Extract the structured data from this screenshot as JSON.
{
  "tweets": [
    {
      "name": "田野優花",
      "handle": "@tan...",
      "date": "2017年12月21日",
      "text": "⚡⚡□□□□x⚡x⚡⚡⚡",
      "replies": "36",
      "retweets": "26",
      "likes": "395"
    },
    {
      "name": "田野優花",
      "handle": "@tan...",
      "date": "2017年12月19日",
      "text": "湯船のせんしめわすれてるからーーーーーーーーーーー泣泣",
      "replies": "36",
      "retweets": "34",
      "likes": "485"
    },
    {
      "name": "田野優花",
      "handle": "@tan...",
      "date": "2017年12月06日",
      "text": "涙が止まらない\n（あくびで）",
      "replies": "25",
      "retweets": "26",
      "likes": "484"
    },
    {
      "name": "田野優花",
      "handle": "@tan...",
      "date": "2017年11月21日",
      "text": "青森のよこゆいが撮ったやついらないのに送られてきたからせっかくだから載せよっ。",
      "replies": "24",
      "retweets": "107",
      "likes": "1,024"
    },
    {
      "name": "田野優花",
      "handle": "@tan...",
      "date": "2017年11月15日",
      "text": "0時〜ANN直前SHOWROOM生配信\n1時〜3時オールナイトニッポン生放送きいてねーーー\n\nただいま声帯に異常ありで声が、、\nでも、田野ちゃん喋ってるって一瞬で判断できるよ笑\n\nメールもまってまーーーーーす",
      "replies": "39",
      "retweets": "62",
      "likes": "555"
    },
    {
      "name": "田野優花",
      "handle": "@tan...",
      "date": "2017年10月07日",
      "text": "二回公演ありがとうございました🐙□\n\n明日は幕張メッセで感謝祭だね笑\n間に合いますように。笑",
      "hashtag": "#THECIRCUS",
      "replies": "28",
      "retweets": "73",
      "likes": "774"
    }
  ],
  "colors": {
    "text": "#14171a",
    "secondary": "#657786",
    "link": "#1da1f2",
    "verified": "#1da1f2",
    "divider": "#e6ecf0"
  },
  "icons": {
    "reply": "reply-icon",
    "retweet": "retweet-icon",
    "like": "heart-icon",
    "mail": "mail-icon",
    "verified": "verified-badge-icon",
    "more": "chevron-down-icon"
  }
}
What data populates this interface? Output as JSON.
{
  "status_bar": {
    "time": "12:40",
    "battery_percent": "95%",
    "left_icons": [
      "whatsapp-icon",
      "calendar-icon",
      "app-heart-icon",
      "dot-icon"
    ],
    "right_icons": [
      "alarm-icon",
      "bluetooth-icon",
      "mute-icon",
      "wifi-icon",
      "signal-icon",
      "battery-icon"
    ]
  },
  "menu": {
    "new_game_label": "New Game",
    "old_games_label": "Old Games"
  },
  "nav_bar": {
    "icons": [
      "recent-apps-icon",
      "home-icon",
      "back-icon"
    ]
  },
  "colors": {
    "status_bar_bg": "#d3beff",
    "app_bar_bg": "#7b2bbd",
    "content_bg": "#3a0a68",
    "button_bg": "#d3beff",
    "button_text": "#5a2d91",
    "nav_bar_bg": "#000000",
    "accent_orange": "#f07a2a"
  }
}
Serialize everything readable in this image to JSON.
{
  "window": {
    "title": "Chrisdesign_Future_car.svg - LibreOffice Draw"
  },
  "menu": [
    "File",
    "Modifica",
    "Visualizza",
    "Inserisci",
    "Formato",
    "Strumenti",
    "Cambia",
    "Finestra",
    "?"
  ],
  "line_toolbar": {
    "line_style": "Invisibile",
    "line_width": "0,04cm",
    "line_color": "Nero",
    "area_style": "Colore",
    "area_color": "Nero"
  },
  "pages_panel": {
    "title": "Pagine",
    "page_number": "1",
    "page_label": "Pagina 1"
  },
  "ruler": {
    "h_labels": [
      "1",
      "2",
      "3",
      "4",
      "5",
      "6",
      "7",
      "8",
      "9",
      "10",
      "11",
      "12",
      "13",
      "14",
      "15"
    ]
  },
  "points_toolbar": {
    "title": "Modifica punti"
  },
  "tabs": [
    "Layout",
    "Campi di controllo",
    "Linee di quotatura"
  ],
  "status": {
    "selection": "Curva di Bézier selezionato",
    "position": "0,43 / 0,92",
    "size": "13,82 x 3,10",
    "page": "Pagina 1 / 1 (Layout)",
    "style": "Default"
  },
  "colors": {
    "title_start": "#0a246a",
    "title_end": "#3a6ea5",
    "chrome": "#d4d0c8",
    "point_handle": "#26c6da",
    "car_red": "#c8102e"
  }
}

============================================================

### [SHORT TASK]
Using the data above, say how many lines include "retweets". No other reply is needed.

### [THE REPLY]
6